>> Begin SUPPLIED MATERIAL
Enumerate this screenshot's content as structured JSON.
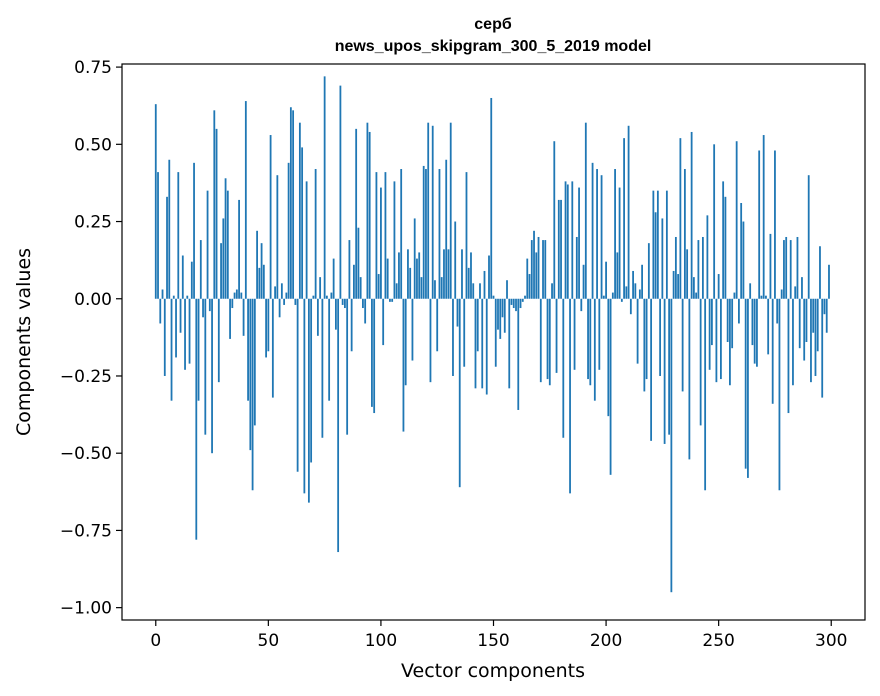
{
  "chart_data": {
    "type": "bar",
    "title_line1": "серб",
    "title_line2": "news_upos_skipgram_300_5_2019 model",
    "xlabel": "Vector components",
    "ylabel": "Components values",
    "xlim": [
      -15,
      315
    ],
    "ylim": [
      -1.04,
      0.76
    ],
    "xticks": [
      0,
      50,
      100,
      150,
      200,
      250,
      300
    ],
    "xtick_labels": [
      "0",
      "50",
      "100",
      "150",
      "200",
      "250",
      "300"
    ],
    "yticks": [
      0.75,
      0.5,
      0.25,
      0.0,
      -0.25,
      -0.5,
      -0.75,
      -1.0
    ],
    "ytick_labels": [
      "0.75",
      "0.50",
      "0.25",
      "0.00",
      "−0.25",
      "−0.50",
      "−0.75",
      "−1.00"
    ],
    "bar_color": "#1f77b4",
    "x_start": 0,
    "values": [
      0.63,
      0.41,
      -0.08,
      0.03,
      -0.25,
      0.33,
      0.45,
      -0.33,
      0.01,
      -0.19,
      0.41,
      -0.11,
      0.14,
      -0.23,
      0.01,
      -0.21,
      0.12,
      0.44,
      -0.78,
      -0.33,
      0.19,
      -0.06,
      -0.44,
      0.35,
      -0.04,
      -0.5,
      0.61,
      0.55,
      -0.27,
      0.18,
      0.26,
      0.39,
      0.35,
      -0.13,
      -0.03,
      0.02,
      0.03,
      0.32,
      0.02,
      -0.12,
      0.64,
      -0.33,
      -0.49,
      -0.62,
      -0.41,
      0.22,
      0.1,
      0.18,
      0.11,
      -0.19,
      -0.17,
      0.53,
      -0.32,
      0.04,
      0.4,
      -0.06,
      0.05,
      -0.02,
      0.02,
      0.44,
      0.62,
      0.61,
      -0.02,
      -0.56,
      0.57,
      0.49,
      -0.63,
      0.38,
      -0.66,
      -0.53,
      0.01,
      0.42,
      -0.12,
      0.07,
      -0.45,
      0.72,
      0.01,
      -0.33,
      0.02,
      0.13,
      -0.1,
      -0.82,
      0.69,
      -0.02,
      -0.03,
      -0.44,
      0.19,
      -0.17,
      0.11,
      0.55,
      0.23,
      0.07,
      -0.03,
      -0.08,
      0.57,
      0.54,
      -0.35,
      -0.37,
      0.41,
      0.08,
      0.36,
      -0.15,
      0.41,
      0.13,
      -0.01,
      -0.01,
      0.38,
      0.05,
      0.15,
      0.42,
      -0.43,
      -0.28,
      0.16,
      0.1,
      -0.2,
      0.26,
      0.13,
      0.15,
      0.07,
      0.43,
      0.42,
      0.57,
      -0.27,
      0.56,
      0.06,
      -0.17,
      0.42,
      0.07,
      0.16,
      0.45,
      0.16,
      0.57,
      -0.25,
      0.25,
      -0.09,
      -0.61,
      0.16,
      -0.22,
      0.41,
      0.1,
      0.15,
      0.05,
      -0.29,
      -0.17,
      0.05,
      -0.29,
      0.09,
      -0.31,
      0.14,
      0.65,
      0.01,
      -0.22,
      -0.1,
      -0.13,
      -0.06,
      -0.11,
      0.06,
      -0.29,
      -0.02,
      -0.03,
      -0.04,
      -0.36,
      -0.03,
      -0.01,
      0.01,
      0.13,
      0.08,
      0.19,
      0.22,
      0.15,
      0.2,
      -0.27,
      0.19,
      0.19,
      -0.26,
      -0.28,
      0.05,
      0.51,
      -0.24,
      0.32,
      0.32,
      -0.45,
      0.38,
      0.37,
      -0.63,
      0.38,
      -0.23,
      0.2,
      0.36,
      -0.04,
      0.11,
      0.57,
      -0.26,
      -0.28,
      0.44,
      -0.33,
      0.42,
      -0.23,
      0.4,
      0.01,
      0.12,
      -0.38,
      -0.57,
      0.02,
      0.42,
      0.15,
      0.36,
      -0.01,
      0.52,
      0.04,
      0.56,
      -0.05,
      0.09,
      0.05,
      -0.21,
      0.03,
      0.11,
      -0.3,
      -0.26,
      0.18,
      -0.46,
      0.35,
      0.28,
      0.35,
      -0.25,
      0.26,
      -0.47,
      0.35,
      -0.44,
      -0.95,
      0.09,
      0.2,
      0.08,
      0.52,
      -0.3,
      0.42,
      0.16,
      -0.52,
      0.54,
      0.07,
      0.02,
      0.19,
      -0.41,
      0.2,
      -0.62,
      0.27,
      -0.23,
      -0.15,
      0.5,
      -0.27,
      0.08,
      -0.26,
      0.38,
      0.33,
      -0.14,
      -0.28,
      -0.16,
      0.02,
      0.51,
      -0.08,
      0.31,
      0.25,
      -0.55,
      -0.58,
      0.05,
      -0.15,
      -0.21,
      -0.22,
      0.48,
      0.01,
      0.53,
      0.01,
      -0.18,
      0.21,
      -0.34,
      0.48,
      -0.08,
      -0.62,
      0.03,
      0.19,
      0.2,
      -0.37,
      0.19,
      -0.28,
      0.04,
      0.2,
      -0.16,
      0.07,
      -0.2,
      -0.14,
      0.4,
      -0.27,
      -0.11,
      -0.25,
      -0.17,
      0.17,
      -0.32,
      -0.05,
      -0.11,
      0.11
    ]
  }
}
>> End SUPPLIED MATERIAL
Make an exact copy of every record, pictures excluded.

Enumerate this screenshot's content as structured JSON.
{
  "chart_data": {
    "type": "bar",
    "title_line1": "серб",
    "title_line2": "news_upos_skipgram_300_5_2019 model",
    "xlabel": "Vector components",
    "ylabel": "Components values",
    "xlim": [
      -15,
      315
    ],
    "ylim": [
      -1.04,
      0.76
    ],
    "xticks": [
      0,
      50,
      100,
      150,
      200,
      250,
      300
    ],
    "xtick_labels": [
      "0",
      "50",
      "100",
      "150",
      "200",
      "250",
      "300"
    ],
    "yticks": [
      0.75,
      0.5,
      0.25,
      0.0,
      -0.25,
      -0.5,
      -0.75,
      -1.0
    ],
    "ytick_labels": [
      "0.75",
      "0.50",
      "0.25",
      "0.00",
      "−0.25",
      "−0.50",
      "−0.75",
      "−1.00"
    ],
    "bar_color": "#1f77b4",
    "x_start": 0,
    "values": [
      0.63,
      0.41,
      -0.08,
      0.03,
      -0.25,
      0.33,
      0.45,
      -0.33,
      0.01,
      -0.19,
      0.41,
      -0.11,
      0.14,
      -0.23,
      0.01,
      -0.21,
      0.12,
      0.44,
      -0.78,
      -0.33,
      0.19,
      -0.06,
      -0.44,
      0.35,
      -0.04,
      -0.5,
      0.61,
      0.55,
      -0.27,
      0.18,
      0.26,
      0.39,
      0.35,
      -0.13,
      -0.03,
      0.02,
      0.03,
      0.32,
      0.02,
      -0.12,
      0.64,
      -0.33,
      -0.49,
      -0.62,
      -0.41,
      0.22,
      0.1,
      0.18,
      0.11,
      -0.19,
      -0.17,
      0.53,
      -0.32,
      0.04,
      0.4,
      -0.06,
      0.05,
      -0.02,
      0.02,
      0.44,
      0.62,
      0.61,
      -0.02,
      -0.56,
      0.57,
      0.49,
      -0.63,
      0.38,
      -0.66,
      -0.53,
      0.01,
      0.42,
      -0.12,
      0.07,
      -0.45,
      0.72,
      0.01,
      -0.33,
      0.02,
      0.13,
      -0.1,
      -0.82,
      0.69,
      -0.02,
      -0.03,
      -0.44,
      0.19,
      -0.17,
      0.11,
      0.55,
      0.23,
      0.07,
      -0.03,
      -0.08,
      0.57,
      0.54,
      -0.35,
      -0.37,
      0.41,
      0.08,
      0.36,
      -0.15,
      0.41,
      0.13,
      -0.01,
      -0.01,
      0.38,
      0.05,
      0.15,
      0.42,
      -0.43,
      -0.28,
      0.16,
      0.1,
      -0.2,
      0.26,
      0.13,
      0.15,
      0.07,
      0.43,
      0.42,
      0.57,
      -0.27,
      0.56,
      0.06,
      -0.17,
      0.42,
      0.07,
      0.16,
      0.45,
      0.16,
      0.57,
      -0.25,
      0.25,
      -0.09,
      -0.61,
      0.16,
      -0.22,
      0.41,
      0.1,
      0.15,
      0.05,
      -0.29,
      -0.17,
      0.05,
      -0.29,
      0.09,
      -0.31,
      0.14,
      0.65,
      0.01,
      -0.22,
      -0.1,
      -0.13,
      -0.06,
      -0.11,
      0.06,
      -0.29,
      -0.02,
      -0.03,
      -0.04,
      -0.36,
      -0.03,
      -0.01,
      0.01,
      0.13,
      0.08,
      0.19,
      0.22,
      0.15,
      0.2,
      -0.27,
      0.19,
      0.19,
      -0.26,
      -0.28,
      0.05,
      0.51,
      -0.24,
      0.32,
      0.32,
      -0.45,
      0.38,
      0.37,
      -0.63,
      0.38,
      -0.23,
      0.2,
      0.36,
      -0.04,
      0.11,
      0.57,
      -0.26,
      -0.28,
      0.44,
      -0.33,
      0.42,
      -0.23,
      0.4,
      0.01,
      0.12,
      -0.38,
      -0.57,
      0.02,
      0.42,
      0.15,
      0.36,
      -0.01,
      0.52,
      0.04,
      0.56,
      -0.05,
      0.09,
      0.05,
      -0.21,
      0.03,
      0.11,
      -0.3,
      -0.26,
      0.18,
      -0.46,
      0.35,
      0.28,
      0.35,
      -0.25,
      0.26,
      -0.47,
      0.35,
      -0.44,
      -0.95,
      0.09,
      0.2,
      0.08,
      0.52,
      -0.3,
      0.42,
      0.16,
      -0.52,
      0.54,
      0.07,
      0.02,
      0.19,
      -0.41,
      0.2,
      -0.62,
      0.27,
      -0.23,
      -0.15,
      0.5,
      -0.27,
      0.08,
      -0.26,
      0.38,
      0.33,
      -0.14,
      -0.28,
      -0.16,
      0.02,
      0.51,
      -0.08,
      0.31,
      0.25,
      -0.55,
      -0.58,
      0.05,
      -0.15,
      -0.21,
      -0.22,
      0.48,
      0.01,
      0.53,
      0.01,
      -0.18,
      0.21,
      -0.34,
      0.48,
      -0.08,
      -0.62,
      0.03,
      0.19,
      0.2,
      -0.37,
      0.19,
      -0.28,
      0.04,
      0.2,
      -0.16,
      0.07,
      -0.2,
      -0.14,
      0.4,
      -0.27,
      -0.11,
      -0.25,
      -0.17,
      0.17,
      -0.32,
      -0.05,
      -0.11,
      0.11
    ]
  }
}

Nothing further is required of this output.